The request => Reproduce all the material exactly, minus any pictures it holds.

====== Records provided

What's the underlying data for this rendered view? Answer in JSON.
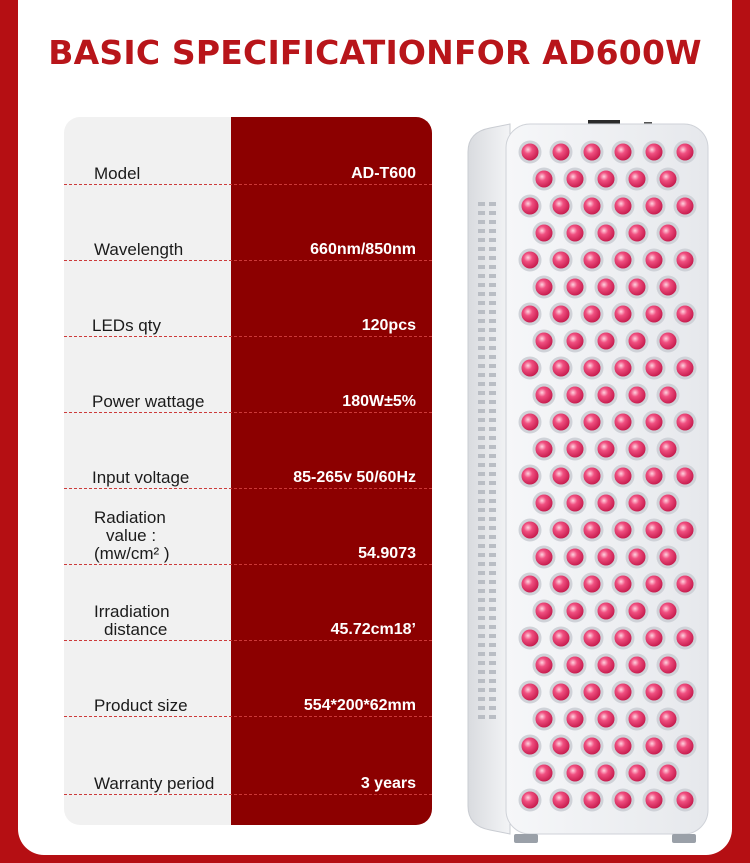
{
  "title": "BASIC SPECIFICATIONFOR AD600W",
  "specs": [
    {
      "label": "Model",
      "value": "AD-T600"
    },
    {
      "label": "Wavelength",
      "value": "660nm/850nm"
    },
    {
      "label": "LEDs qty",
      "value": "120pcs"
    },
    {
      "label": "Power wattage",
      "value": "180W±5%"
    },
    {
      "label": "Input voltage",
      "value": "85-265v 50/60Hz"
    },
    {
      "label": "Radiation",
      "label2": "value :",
      "label3": "(mw/cm² )",
      "value": "54.9073"
    },
    {
      "label": "Irradiation",
      "label2": "distance",
      "value": "45.72cm18’"
    },
    {
      "label": "Product size",
      "value": "554*200*62mm"
    },
    {
      "label": "Warranty period",
      "value": "3 years"
    }
  ],
  "colors": {
    "background": "#b50f13",
    "title": "#b8151a",
    "value_column": "#8c0000",
    "label_column": "#f1f1f1",
    "led": "#e23a6e"
  },
  "product_image": {
    "icon": "red-light-therapy-panel",
    "led_columns": 6
  }
}
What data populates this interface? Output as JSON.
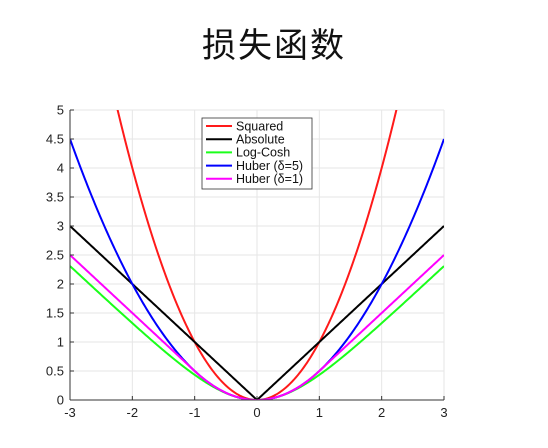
{
  "page": {
    "title": "损失函数"
  },
  "chart_data": {
    "type": "line",
    "title": "",
    "xlabel": "",
    "ylabel": "",
    "xlim": [
      -3,
      3
    ],
    "ylim": [
      0,
      5
    ],
    "xticks": [
      -3,
      -2,
      -1,
      0,
      1,
      2,
      3
    ],
    "yticks": [
      0,
      0.5,
      1,
      1.5,
      2,
      2.5,
      3,
      3.5,
      4,
      4.5,
      5
    ],
    "grid": true,
    "legend": "top-center",
    "series": [
      {
        "name": "Squared",
        "function": "x^2",
        "color": "#ff1a1a"
      },
      {
        "name": "Absolute",
        "function": "|x|",
        "color": "#000000"
      },
      {
        "name": "Log-Cosh",
        "function": "log(cosh(x))",
        "color": "#1aff1a"
      },
      {
        "name": "Huber (δ=5)",
        "function": "huber(x, 5)",
        "color": "#0000ff"
      },
      {
        "name": "Huber (δ=1)",
        "function": "huber(x, 1)",
        "color": "#ff00ff"
      }
    ]
  }
}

============

Result for this task =>
What's the underlying data for this rendered view? Answer in JSON.
{
  "title": "BASIC SPECIFICATIONFOR AD600W",
  "specs": [
    {
      "label": "Model",
      "value": "AD-T600"
    },
    {
      "label": "Wavelength",
      "value": "660nm/850nm"
    },
    {
      "label": "LEDs qty",
      "value": "120pcs"
    },
    {
      "label": "Power wattage",
      "value": "180W±5%"
    },
    {
      "label": "Input voltage",
      "value": "85-265v 50/60Hz"
    },
    {
      "label": "Radiation",
      "label2": "value :",
      "label3": "(mw/cm² )",
      "value": "54.9073"
    },
    {
      "label": "Irradiation",
      "label2": "distance",
      "value": "45.72cm18’"
    },
    {
      "label": "Product size",
      "value": "554*200*62mm"
    },
    {
      "label": "Warranty period",
      "value": "3 years"
    }
  ],
  "colors": {
    "background": "#b50f13",
    "title": "#b8151a",
    "value_column": "#8c0000",
    "label_column": "#f1f1f1",
    "led": "#e23a6e"
  },
  "product_image": {
    "icon": "red-light-therapy-panel",
    "led_columns": 6
  }
}
What data populates this interface? Output as JSON.
{
  "page": {
    "title": "损失函数"
  },
  "chart_data": {
    "type": "line",
    "title": "",
    "xlabel": "",
    "ylabel": "",
    "xlim": [
      -3,
      3
    ],
    "ylim": [
      0,
      5
    ],
    "xticks": [
      -3,
      -2,
      -1,
      0,
      1,
      2,
      3
    ],
    "yticks": [
      0,
      0.5,
      1,
      1.5,
      2,
      2.5,
      3,
      3.5,
      4,
      4.5,
      5
    ],
    "grid": true,
    "legend": "top-center",
    "series": [
      {
        "name": "Squared",
        "function": "x^2",
        "color": "#ff1a1a"
      },
      {
        "name": "Absolute",
        "function": "|x|",
        "color": "#000000"
      },
      {
        "name": "Log-Cosh",
        "function": "log(cosh(x))",
        "color": "#1aff1a"
      },
      {
        "name": "Huber (δ=5)",
        "function": "huber(x, 5)",
        "color": "#0000ff"
      },
      {
        "name": "Huber (δ=1)",
        "function": "huber(x, 1)",
        "color": "#ff00ff"
      }
    ]
  }
}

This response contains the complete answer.